**Supplied material**
==============================

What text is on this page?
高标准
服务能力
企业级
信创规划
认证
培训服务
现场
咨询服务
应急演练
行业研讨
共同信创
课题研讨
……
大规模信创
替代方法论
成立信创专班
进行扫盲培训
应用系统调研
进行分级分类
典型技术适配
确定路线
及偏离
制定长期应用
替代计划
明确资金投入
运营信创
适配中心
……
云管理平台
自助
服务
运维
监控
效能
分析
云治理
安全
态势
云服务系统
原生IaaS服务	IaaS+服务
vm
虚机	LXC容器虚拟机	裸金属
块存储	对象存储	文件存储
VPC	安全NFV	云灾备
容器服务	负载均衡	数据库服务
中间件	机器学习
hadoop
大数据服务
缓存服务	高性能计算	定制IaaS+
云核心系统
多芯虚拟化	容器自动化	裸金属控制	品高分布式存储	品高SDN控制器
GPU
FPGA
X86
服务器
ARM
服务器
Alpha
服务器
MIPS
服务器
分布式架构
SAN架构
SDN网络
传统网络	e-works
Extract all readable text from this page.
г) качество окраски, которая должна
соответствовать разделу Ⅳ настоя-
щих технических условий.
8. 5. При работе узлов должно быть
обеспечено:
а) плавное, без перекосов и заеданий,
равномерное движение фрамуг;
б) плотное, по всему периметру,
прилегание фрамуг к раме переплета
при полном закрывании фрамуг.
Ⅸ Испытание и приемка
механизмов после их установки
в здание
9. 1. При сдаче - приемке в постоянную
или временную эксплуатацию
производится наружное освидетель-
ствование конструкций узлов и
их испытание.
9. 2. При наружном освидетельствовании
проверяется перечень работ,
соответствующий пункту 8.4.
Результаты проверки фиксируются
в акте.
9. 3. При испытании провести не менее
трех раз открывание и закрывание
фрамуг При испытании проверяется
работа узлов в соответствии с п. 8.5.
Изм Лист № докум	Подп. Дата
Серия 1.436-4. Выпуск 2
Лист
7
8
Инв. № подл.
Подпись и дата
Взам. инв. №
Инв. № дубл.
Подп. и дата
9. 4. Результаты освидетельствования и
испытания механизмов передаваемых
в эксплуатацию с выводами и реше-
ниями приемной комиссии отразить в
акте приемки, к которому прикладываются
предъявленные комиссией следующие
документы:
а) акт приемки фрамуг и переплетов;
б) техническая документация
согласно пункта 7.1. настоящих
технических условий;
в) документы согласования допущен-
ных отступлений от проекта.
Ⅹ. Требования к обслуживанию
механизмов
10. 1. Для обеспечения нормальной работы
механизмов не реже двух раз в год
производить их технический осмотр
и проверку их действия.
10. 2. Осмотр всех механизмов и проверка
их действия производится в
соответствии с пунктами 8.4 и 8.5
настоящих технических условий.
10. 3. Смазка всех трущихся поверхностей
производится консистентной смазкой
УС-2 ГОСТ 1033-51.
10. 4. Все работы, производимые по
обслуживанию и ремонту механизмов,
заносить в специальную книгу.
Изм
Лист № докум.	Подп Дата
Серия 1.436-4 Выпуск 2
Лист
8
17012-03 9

==============================

**Task goal**
Say how many lines in the records hold "this", with the number as the whole reply.

**Written solution**
2